Provided records:
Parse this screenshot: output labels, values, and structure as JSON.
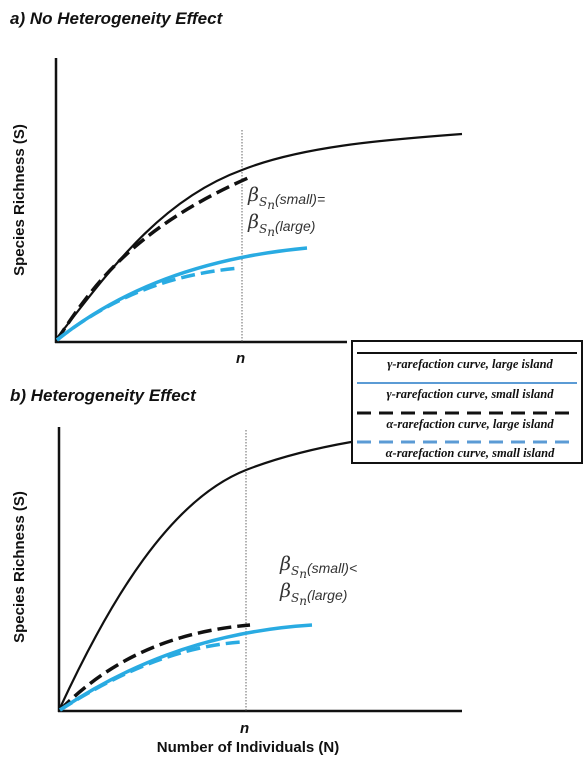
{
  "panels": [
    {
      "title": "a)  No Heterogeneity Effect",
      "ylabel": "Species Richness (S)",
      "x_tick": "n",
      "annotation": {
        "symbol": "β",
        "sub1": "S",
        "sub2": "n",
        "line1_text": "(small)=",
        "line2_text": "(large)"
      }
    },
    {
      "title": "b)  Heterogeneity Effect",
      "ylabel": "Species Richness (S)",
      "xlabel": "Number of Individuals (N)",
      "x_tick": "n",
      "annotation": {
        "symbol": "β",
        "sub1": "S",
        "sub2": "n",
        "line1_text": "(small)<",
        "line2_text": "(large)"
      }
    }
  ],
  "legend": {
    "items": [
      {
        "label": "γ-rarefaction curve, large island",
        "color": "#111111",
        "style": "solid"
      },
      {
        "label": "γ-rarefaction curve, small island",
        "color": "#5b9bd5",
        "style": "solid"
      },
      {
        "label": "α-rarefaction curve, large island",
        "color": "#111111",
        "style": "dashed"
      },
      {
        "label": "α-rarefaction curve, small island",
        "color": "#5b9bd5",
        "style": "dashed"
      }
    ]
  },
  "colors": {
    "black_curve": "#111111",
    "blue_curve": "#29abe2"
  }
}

Instructions for the task:
Your answer should be a single number: the count of lines containing the word "Heterogeneity".

Exercise result:
2